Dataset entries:

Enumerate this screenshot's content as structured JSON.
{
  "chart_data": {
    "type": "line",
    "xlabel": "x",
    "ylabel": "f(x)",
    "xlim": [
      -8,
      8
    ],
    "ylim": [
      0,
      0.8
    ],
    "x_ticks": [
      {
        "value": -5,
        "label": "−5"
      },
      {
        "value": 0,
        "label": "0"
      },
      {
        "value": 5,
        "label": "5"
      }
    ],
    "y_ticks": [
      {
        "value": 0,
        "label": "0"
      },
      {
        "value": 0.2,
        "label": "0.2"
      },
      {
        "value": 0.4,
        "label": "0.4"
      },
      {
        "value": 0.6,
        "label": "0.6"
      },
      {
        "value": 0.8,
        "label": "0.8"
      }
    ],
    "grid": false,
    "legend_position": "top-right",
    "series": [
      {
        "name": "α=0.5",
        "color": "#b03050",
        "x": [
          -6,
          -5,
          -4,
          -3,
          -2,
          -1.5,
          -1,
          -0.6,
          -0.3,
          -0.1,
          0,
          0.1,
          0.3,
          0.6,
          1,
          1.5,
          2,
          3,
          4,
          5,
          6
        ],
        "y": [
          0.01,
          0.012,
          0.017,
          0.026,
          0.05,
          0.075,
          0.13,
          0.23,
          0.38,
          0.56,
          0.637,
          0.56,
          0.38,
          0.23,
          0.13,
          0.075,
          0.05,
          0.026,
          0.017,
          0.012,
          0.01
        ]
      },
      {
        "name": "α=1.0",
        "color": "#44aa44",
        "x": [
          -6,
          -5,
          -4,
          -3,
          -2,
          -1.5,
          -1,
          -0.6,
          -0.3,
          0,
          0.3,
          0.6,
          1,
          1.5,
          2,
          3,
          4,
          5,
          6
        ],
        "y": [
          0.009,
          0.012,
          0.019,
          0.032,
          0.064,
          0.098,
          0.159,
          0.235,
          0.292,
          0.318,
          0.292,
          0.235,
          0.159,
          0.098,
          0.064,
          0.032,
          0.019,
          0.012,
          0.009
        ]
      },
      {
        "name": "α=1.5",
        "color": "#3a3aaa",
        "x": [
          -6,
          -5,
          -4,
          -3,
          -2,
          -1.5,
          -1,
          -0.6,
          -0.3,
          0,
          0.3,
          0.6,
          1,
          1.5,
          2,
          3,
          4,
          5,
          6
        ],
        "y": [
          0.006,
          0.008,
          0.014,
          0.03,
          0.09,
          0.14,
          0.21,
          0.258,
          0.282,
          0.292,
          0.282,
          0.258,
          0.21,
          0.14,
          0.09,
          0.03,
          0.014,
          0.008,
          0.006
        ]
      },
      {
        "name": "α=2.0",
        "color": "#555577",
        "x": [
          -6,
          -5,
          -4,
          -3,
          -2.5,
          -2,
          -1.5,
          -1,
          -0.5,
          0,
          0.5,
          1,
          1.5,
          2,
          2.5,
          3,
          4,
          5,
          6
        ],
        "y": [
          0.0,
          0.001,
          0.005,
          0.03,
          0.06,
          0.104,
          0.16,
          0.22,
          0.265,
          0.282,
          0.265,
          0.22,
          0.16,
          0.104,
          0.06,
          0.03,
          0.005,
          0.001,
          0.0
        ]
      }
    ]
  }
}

# [Your task]
Restate each record word for word.

# [Worked answer]
Enumerate this screenshot's content as structured JSON.
{
  "chart_data": {
    "type": "line",
    "xlabel": "x",
    "ylabel": "f(x)",
    "xlim": [
      -8,
      8
    ],
    "ylim": [
      0,
      0.8
    ],
    "x_ticks": [
      {
        "value": -5,
        "label": "−5"
      },
      {
        "value": 0,
        "label": "0"
      },
      {
        "value": 5,
        "label": "5"
      }
    ],
    "y_ticks": [
      {
        "value": 0,
        "label": "0"
      },
      {
        "value": 0.2,
        "label": "0.2"
      },
      {
        "value": 0.4,
        "label": "0.4"
      },
      {
        "value": 0.6,
        "label": "0.6"
      },
      {
        "value": 0.8,
        "label": "0.8"
      }
    ],
    "grid": false,
    "legend_position": "top-right",
    "series": [
      {
        "name": "α=0.5",
        "color": "#b03050",
        "x": [
          -6,
          -5,
          -4,
          -3,
          -2,
          -1.5,
          -1,
          -0.6,
          -0.3,
          -0.1,
          0,
          0.1,
          0.3,
          0.6,
          1,
          1.5,
          2,
          3,
          4,
          5,
          6
        ],
        "y": [
          0.01,
          0.012,
          0.017,
          0.026,
          0.05,
          0.075,
          0.13,
          0.23,
          0.38,
          0.56,
          0.637,
          0.56,
          0.38,
          0.23,
          0.13,
          0.075,
          0.05,
          0.026,
          0.017,
          0.012,
          0.01
        ]
      },
      {
        "name": "α=1.0",
        "color": "#44aa44",
        "x": [
          -6,
          -5,
          -4,
          -3,
          -2,
          -1.5,
          -1,
          -0.6,
          -0.3,
          0,
          0.3,
          0.6,
          1,
          1.5,
          2,
          3,
          4,
          5,
          6
        ],
        "y": [
          0.009,
          0.012,
          0.019,
          0.032,
          0.064,
          0.098,
          0.159,
          0.235,
          0.292,
          0.318,
          0.292,
          0.235,
          0.159,
          0.098,
          0.064,
          0.032,
          0.019,
          0.012,
          0.009
        ]
      },
      {
        "name": "α=1.5",
        "color": "#3a3aaa",
        "x": [
          -6,
          -5,
          -4,
          -3,
          -2,
          -1.5,
          -1,
          -0.6,
          -0.3,
          0,
          0.3,
          0.6,
          1,
          1.5,
          2,
          3,
          4,
          5,
          6
        ],
        "y": [
          0.006,
          0.008,
          0.014,
          0.03,
          0.09,
          0.14,
          0.21,
          0.258,
          0.282,
          0.292,
          0.282,
          0.258,
          0.21,
          0.14,
          0.09,
          0.03,
          0.014,
          0.008,
          0.006
        ]
      },
      {
        "name": "α=2.0",
        "color": "#555577",
        "x": [
          -6,
          -5,
          -4,
          -3,
          -2.5,
          -2,
          -1.5,
          -1,
          -0.5,
          0,
          0.5,
          1,
          1.5,
          2,
          2.5,
          3,
          4,
          5,
          6
        ],
        "y": [
          0.0,
          0.001,
          0.005,
          0.03,
          0.06,
          0.104,
          0.16,
          0.22,
          0.265,
          0.282,
          0.265,
          0.22,
          0.16,
          0.104,
          0.06,
          0.03,
          0.005,
          0.001,
          0.0
        ]
      }
    ]
  }
}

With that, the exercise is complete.